**Task instructions**
Would you output the lines from the one with "Output the text content of this document." through the last line of the material below, exactly, but without pictures?

A run of records
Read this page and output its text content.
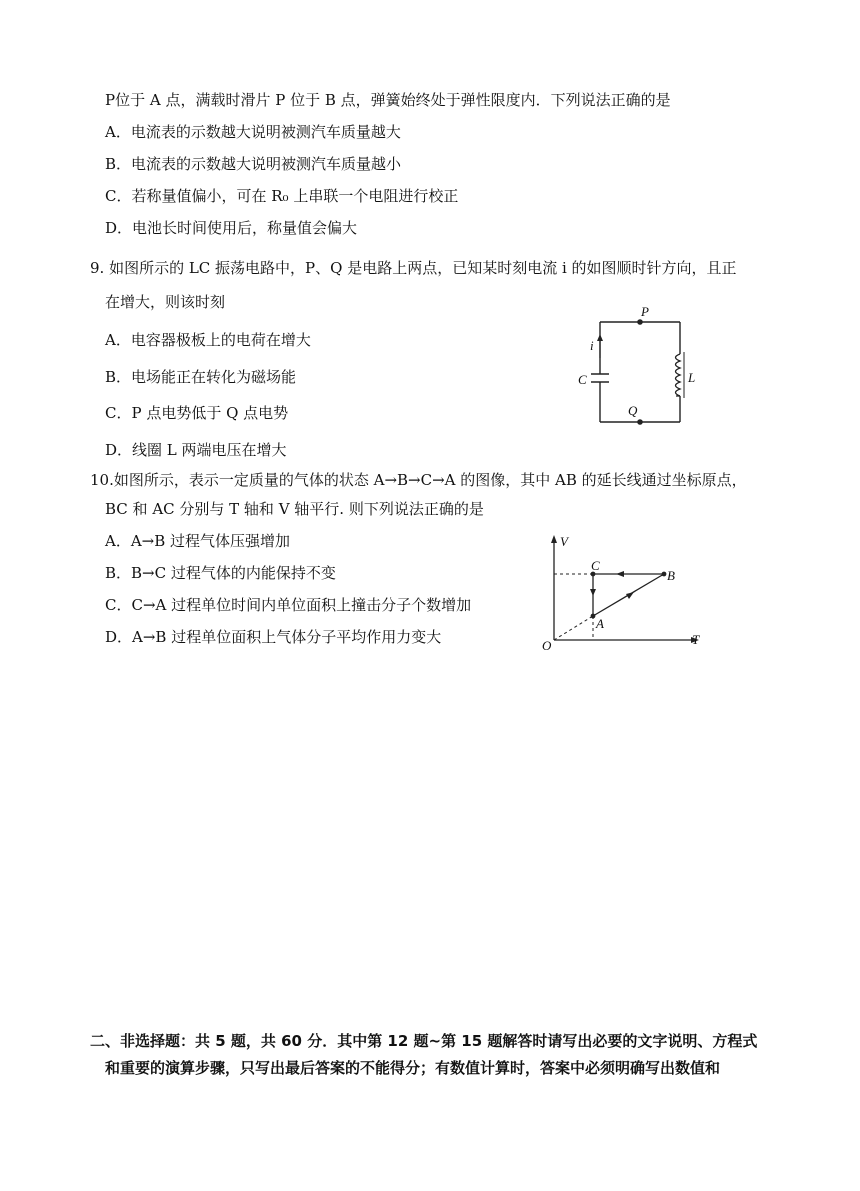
P位于 A 点，满载时滑片 P 位于 B 点，弹簧始终处于弹性限度内．下列说法正确的是
A．电流表的示数越大说明被测汽车质量越大
B．电流表的示数越大说明被测汽车质量越小
C．若称量值偏小，可在 R₀ 上串联一个电阻进行校正
D．电池长时间使用后，称量值会偏大
9. 如图所示的 LC 振荡电路中，P、Q 是电路上两点，已知某时刻电流 i 的如图顺时针方向，且正
在增大，则该时刻
A．电容器极板上的电荷在增大
B．电场能正在转化为磁场能
C．P 点电势低于 Q 点电势
D．线圈 L 两端电压在增大
P
Q
i
C	L
10.如图所示，表示一定质量的气体的状态 A→B→C→A 的图像，其中 AB 的延长线通过坐标原点，
BC 和 AC 分别与 T 轴和 V 轴平行. 则下列说法正确的是
A．A→B 过程气体压强增加
B．B→C 过程气体的内能保持不变
C．C→A 过程单位时间内单位面积上撞击分子个数增加
D．A→B 过程单位面积上气体分子平均作用力变大
V
T
O
A
B
C
二、非选择题：共 5 题，共 60 分．其中第 12 题~第 15 题解答时请写出必要的文字说明、方程式
和重要的演算步骤，只写出最后答案的不能得分；有数值计算时，答案中必须明确写出数值和
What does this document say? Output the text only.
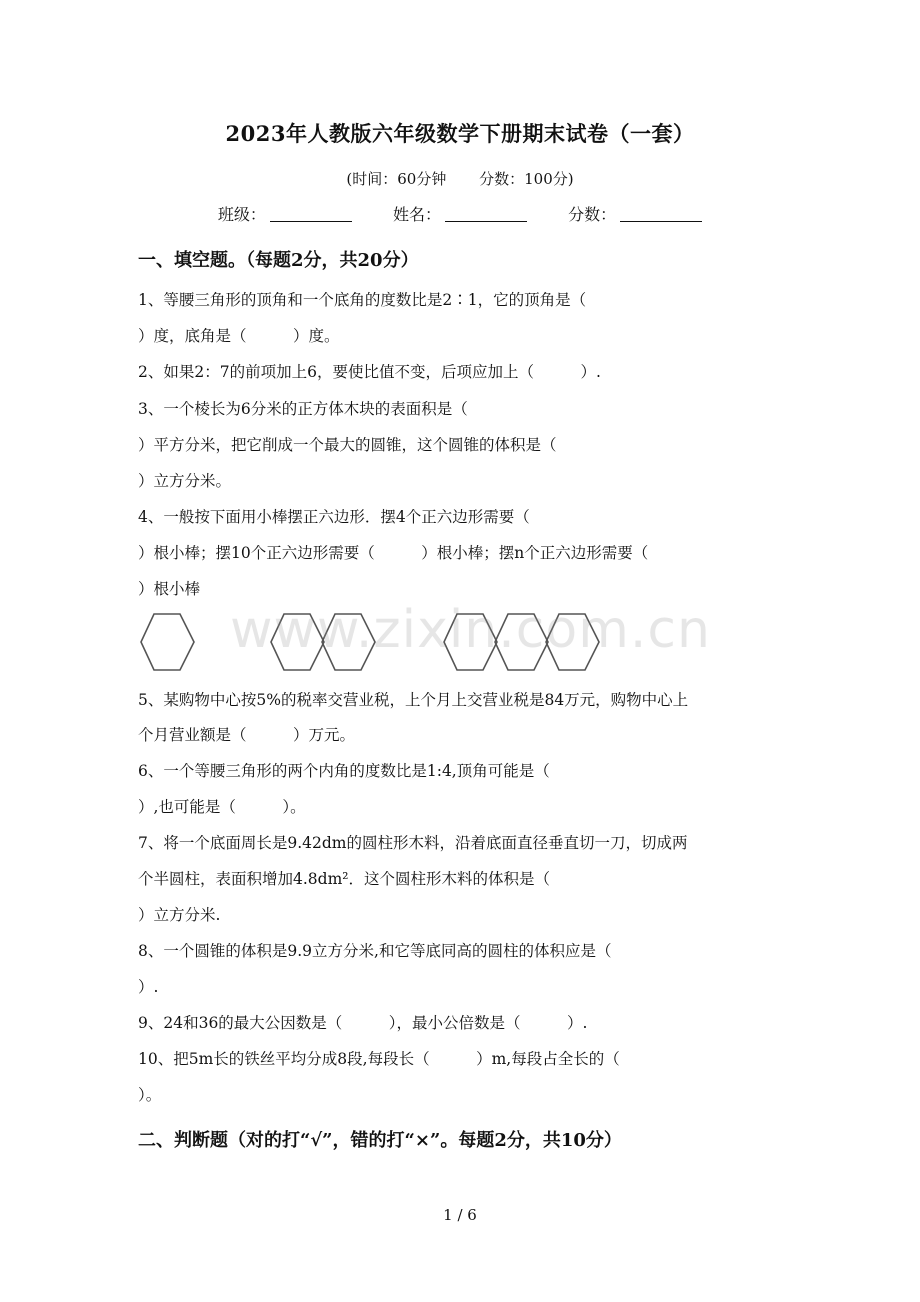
2023年人教版六年级数学下册期末试卷（一套）
(时间：60分钟 分数：100分)
班级：	姓名：	分数：
一、填空题。（每题2分，共20分）
1、等腰三角形的顶角和一个底角的度数比是2∶1，它的顶角是（
）度，底角是（　　　）度。
2、如果2：7的前项加上6，要使比值不变，后项应加上（　　　）.
3、一个棱长为6分米的正方体木块的表面积是（
）平方分米，把它削成一个最大的圆锥，这个圆锥的体积是（
）立方分米。
4、一般按下面用小棒摆正六边形．摆4个正六边形需要（
）根小棒；摆10个正六边形需要（　　　）根小棒；摆n个正六边形需要（
）根小棒
www.zixin.com.cn
5、某购物中心按5%的税率交营业税，上个月上交营业税是84万元，购物中心上
个月营业额是（　　　）万元。
6、一个等腰三角形的两个内角的度数比是1:4,顶角可能是（
）,也可能是（　　　）。
7、将一个底面周长是9.42dm的圆柱形木料，沿着底面直径垂直切一刀，切成两
个半圆柱，表面积增加4.8dm²．这个圆柱形木料的体积是（
）立方分米.
8、一个圆锥的体积是9.9立方分米,和它等底同高的圆柱的体积应是（
）.
9、24和36的最大公因数是（　　　），最小公倍数是（　　　）.
10、把5m长的铁丝平均分成8段,每段长（　　　）m,每段占全长的（
）。
二、判断题（对的打“√”，错的打“×”。每题2分，共10分）
1 / 6
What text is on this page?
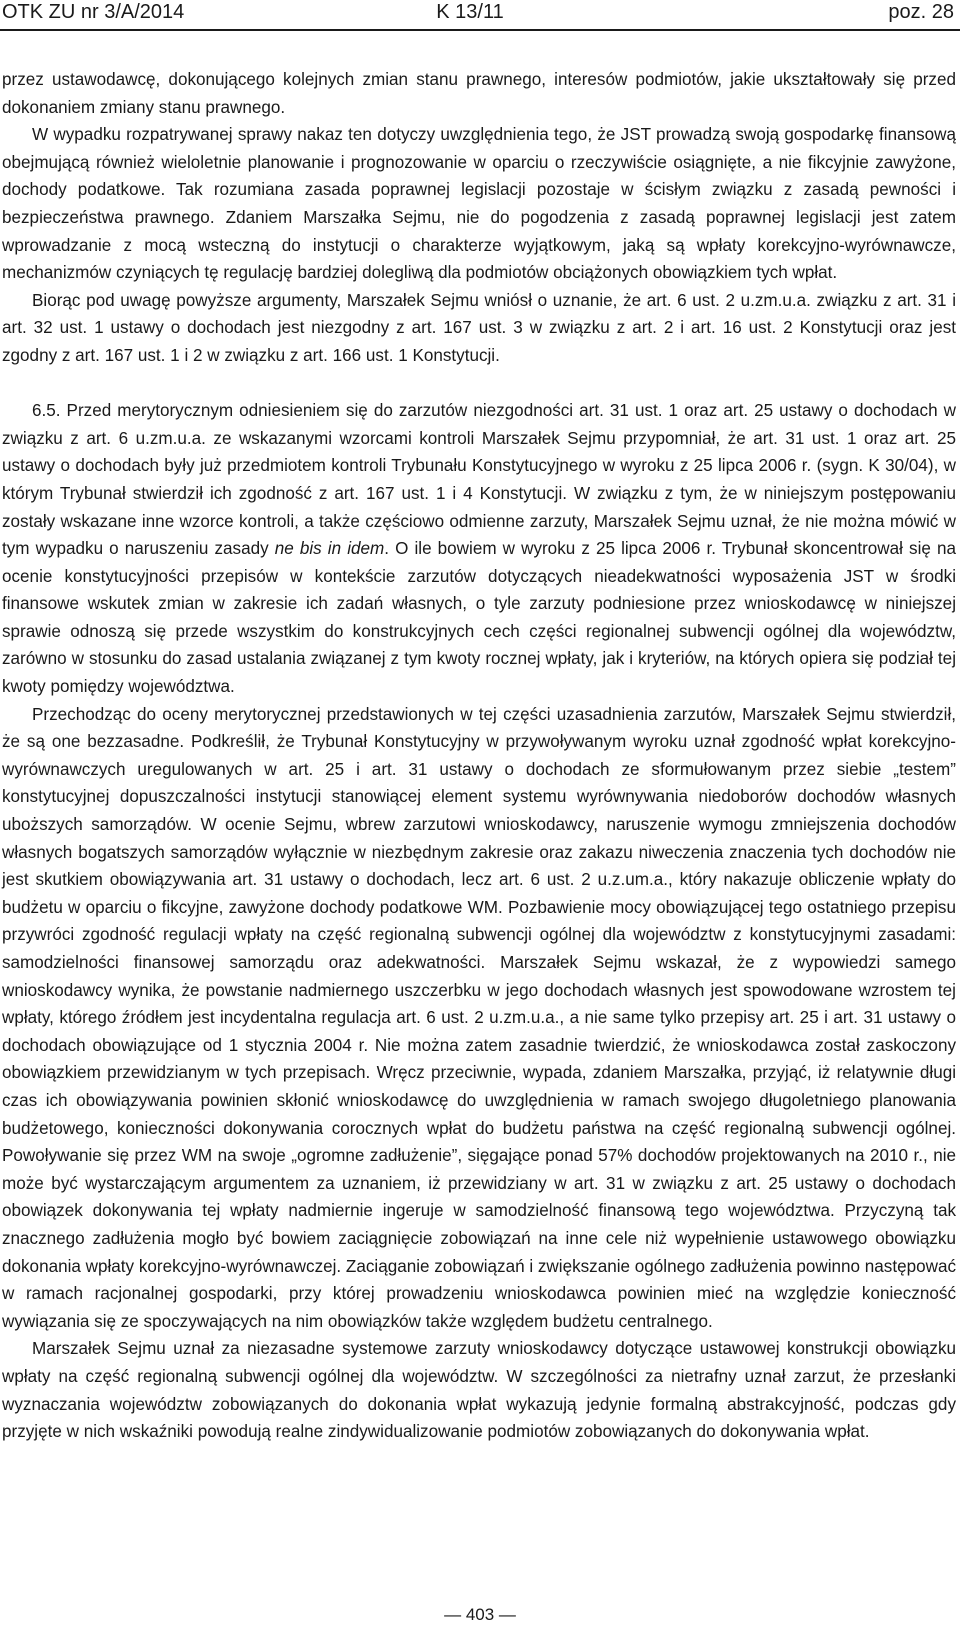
OTK ZU nr 3/A/2014	K 13/11	poz. 28

przez ustawodawcę, dokonującego kolejnych zmian stanu prawnego, interesów podmiotów, jakie ukształtowały się przed dokonaniem zmiany stanu prawnego.

W wypadku rozpatrywanej sprawy nakaz ten dotyczy uwzględnienia tego, że JST prowadzą swoją gospodarkę finansową obejmującą również wieloletnie planowanie i prognozowanie w oparciu o rzeczywiście osiągnięte, a nie fikcyjnie zawyżone, dochody podatkowe. Tak rozumiana zasada poprawnej legislacji pozostaje w ścisłym związku z zasadą pewności i bezpieczeństwa prawnego. Zdaniem Marszałka Sejmu, nie do pogodzenia z zasadą poprawnej legislacji jest zatem wprowadzanie z mocą wsteczną do instytucji o charakterze wyjątkowym, jaką są wpłaty korekcyjno-wyrównawcze, mechanizmów czyniących tę regulację bardziej dolegliwą dla podmiotów obciążonych obowiązkiem tych wpłat.

Biorąc pod uwagę powyższe argumenty, Marszałek Sejmu wniósł o uznanie, że art. 6 ust. 2 u.zm.u.a. związku z art. 31 i art. 32 ust. 1 ustawy o dochodach jest niezgodny z art. 167 ust. 3 w związku z art. 2 i art. 16 ust. 2 Konstytucji oraz jest zgodny z art. 167 ust. 1 i 2 w związku z art. 166 ust. 1 Konstytucji.

6.5. Przed merytorycznym odniesieniem się do zarzutów niezgodności art. 31 ust. 1 oraz art. 25 ustawy o dochodach w związku z art. 6 u.zm.u.a. ze wskazanymi wzorcami kontroli Marszałek Sejmu przypomniał, że art. 31 ust. 1 oraz art. 25 ustawy o dochodach były już przedmiotem kontroli Trybunału Konstytucyjnego w wyroku z 25 lipca 2006 r. (sygn. K 30/04), w którym Trybunał stwierdził ich zgodność z art. 167 ust. 1 i 4 Konstytucji. W związku z tym, że w niniejszym postępowaniu zostały wskazane inne wzorce kontroli, a także częściowo odmienne zarzuty, Marszałek Sejmu uznał, że nie można mówić w tym wypadku o naruszeniu zasady ne bis in idem. O ile bowiem w wyroku z 25 lipca 2006 r. Trybunał skoncentrował się na ocenie konstytucyjności przepisów w kontekście zarzutów dotyczących nieadekwatności wyposażenia JST w środki finansowe wskutek zmian w zakresie ich zadań własnych, o tyle zarzuty podniesione przez wnioskodawcę w niniejszej sprawie odnoszą się przede wszystkim do konstrukcyjnych cech części regionalnej subwencji ogólnej dla województw, zarówno w stosunku do zasad ustalania związanej z tym kwoty rocznej wpłaty, jak i kryteriów, na których opiera się podział tej kwoty pomiędzy województwa.

Przechodząc do oceny merytorycznej przedstawionych w tej części uzasadnienia zarzutów, Marszałek Sejmu stwierdził, że są one bezzasadne. Podkreślił, że Trybunał Konstytucyjny w przywoływanym wyroku uznał zgodność wpłat korekcyjno-wyrównawczych uregulowanych w art. 25 i art. 31 ustawy o dochodach ze sformułowanym przez siebie „testem” konstytucyjnej dopuszczalności instytucji stanowiącej element systemu wyrównywania niedoborów dochodów własnych uboższych samorządów. W ocenie Sejmu, wbrew zarzutowi wnioskodawcy, naruszenie wymogu zmniejszenia dochodów własnych bogatszych samorządów wyłącznie w niezbędnym zakresie oraz zakazu niweczenia znaczenia tych dochodów nie jest skutkiem obowiązywania art. 31 ustawy o dochodach, lecz art. 6 ust. 2 u.z.um.a., który nakazuje obliczenie wpłaty do budżetu w oparciu o fikcyjne, zawyżone dochody podatkowe WM. Pozbawienie mocy obowiązującej tego ostatniego przepisu przywróci zgodność regulacji wpłaty na część regionalną subwencji ogólnej dla województw z konstytucyjnymi zasadami: samodzielności finansowej samorządu oraz adekwatności. Marszałek Sejmu wskazał, że z wypowiedzi samego wnioskodawcy wynika, że powstanie nadmiernego uszczerbku w jego dochodach własnych jest spowodowane wzrostem tej wpłaty, którego źródłem jest incydentalna regulacja art. 6 ust. 2 u.zm.u.a., a nie same tylko przepisy art. 25 i art. 31 ustawy o dochodach obowiązujące od 1 stycznia 2004 r. Nie można zatem zasadnie twierdzić, że wnioskodawca został zaskoczony obowiązkiem przewidzianym w tych przepisach. Wręcz przeciwnie, wypada, zdaniem Marszałka, przyjąć, iż relatywnie długi czas ich obowiązywania powinien skłonić wnioskodawcę do uwzględnienia w ramach swojego długoletniego planowania budżetowego, konieczności dokonywania corocznych wpłat do budżetu państwa na część regionalną subwencji ogólnej. Powoływanie się przez WM na swoje „ogromne zadłużenie”, sięgające ponad 57% dochodów projektowanych na 2010 r., nie może być wystarczającym argumentem za uznaniem, iż przewidziany w art. 31 w związku z art. 25 ustawy o dochodach obowiązek dokonywania tej wpłaty nadmiernie ingeruje w samodzielność finansową tego województwa. Przyczyną tak znacznego zadłużenia mogło być bowiem zaciągnięcie zobowiązań na inne cele niż wypełnienie ustawowego obowiązku dokonania wpłaty korekcyjno-wyrównawczej. Zaciąganie zobowiązań i zwiększanie ogólnego zadłużenia powinno następować w ramach racjonalnej gospodarki, przy której prowadzeniu wnioskodawca powinien mieć na względzie konieczność wywiązania się ze spoczywających na nim obowiązków także względem budżetu centralnego.

Marszałek Sejmu uznał za niezasadne systemowe zarzuty wnioskodawcy dotyczące ustawowej konstrukcji obowiązku wpłaty na część regionalną subwencji ogólnej dla województw. W szczególności za nietrafny uznał zarzut, że przesłanki wyznaczania województw zobowiązanych do dokonania wpłat wykazują jedynie formalną abstrakcyjność, podczas gdy przyjęte w nich wskaźniki powodują realne zindywidualizowanie podmiotów zobowiązanych do dokonywania wpłat.

— 403 —
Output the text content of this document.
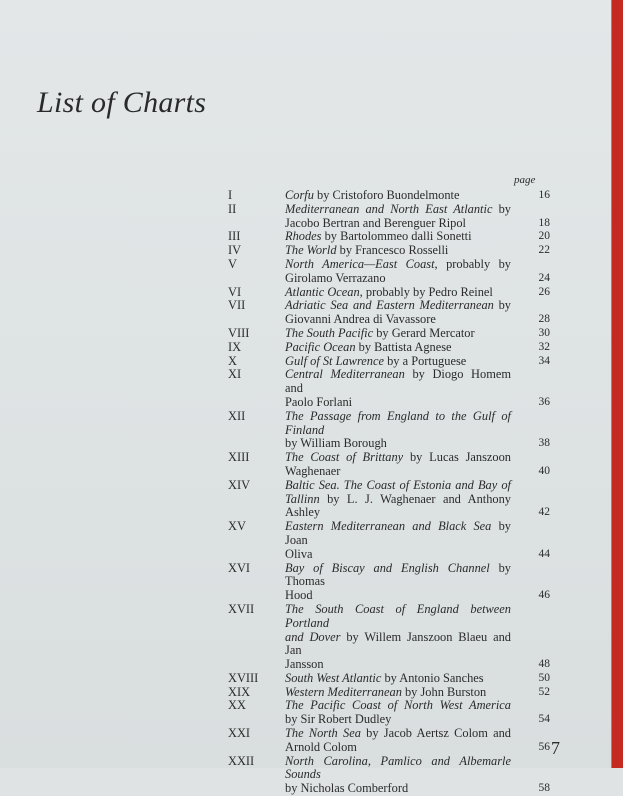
List of Charts
page
I	Corfu by Cristoforo Buondelmonte	16
II	Mediterranean and North East Atlantic by
Jacobo Bertran and Berenguer Ripol	18
III	Rhodes by Bartolommeo dalli Sonetti	20
IV	The World by Francesco Rosselli	22
V	North America—East Coast, probably by
Girolamo Verrazano	24
VI	Atlantic Ocean, probably by Pedro Reinel	26
VII	Adriatic Sea and Eastern Mediterranean by
Giovanni Andrea di Vavassore	28
VIII	The South Pacific by Gerard Mercator	30
IX	Pacific Ocean by Battista Agnese	32
X	Gulf of St Lawrence by a Portuguese	34
XI	Central Mediterranean by Diogo Homem and
Paolo Forlani	36
XII	The Passage from England to the Gulf of Finland
by William Borough	38
XIII	The Coast of Brittany by Lucas Janszoon
Waghenaer	40
XIV	Baltic Sea. The Coast of Estonia and Bay of
Tallinn by L. J. Waghenaer and Anthony
Ashley	42
XV	Eastern Mediterranean and Black Sea by Joan
Oliva	44
XVI	Bay of Biscay and English Channel by Thomas
Hood	46
XVII The South Coast of England between Portland
and Dover by Willem Janszoon Blaeu and Jan
Jansson	48
XVIII South West Atlantic by Antonio Sanches	50
XIX	Western Mediterranean by John Burston	52
XX	The Pacific Coast of North West America
by Sir Robert Dudley	54
XXI	The North Sea by Jacob Aertsz Colom and
Arnold Colom	56
XXII North Carolina, Pamlico and Albemarle Sounds
by Nicholas Comberford	58
7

**Answer for the task**
Output the text content of this document.
List of Charts
page
I	Corfu by Cristoforo Buondelmonte	16
II	Mediterranean and North East Atlantic by
Jacobo Bertran and Berenguer Ripol	18
III	Rhodes by Bartolommeo dalli Sonetti	20
IV	The World by Francesco Rosselli	22
V	North America—East Coast, probably by
Girolamo Verrazano	24
VI	Atlantic Ocean, probably by Pedro Reinel	26
VII	Adriatic Sea and Eastern Mediterranean by
Giovanni Andrea di Vavassore	28
VIII	The South Pacific by Gerard Mercator	30
IX	Pacific Ocean by Battista Agnese	32
X	Gulf of St Lawrence by a Portuguese	34
XI	Central Mediterranean by Diogo Homem and
Paolo Forlani	36
XII	The Passage from England to the Gulf of Finland
by William Borough	38
XIII	The Coast of Brittany by Lucas Janszoon
Waghenaer	40
XIV	Baltic Sea. The Coast of Estonia and Bay of
Tallinn by L. J. Waghenaer and Anthony
Ashley	42
XV	Eastern Mediterranean and Black Sea by Joan
Oliva	44
XVI	Bay of Biscay and English Channel by Thomas
Hood	46
XVII The South Coast of England between Portland
and Dover by Willem Janszoon Blaeu and Jan
Jansson	48
XVIII South West Atlantic by Antonio Sanches	50
XIX	Western Mediterranean by John Burston	52
XX	The Pacific Coast of North West America
by Sir Robert Dudley	54
XXI	The North Sea by Jacob Aertsz Colom and
Arnold Colom	56
XXII North Carolina, Pamlico and Albemarle Sounds
by Nicholas Comberford	58
7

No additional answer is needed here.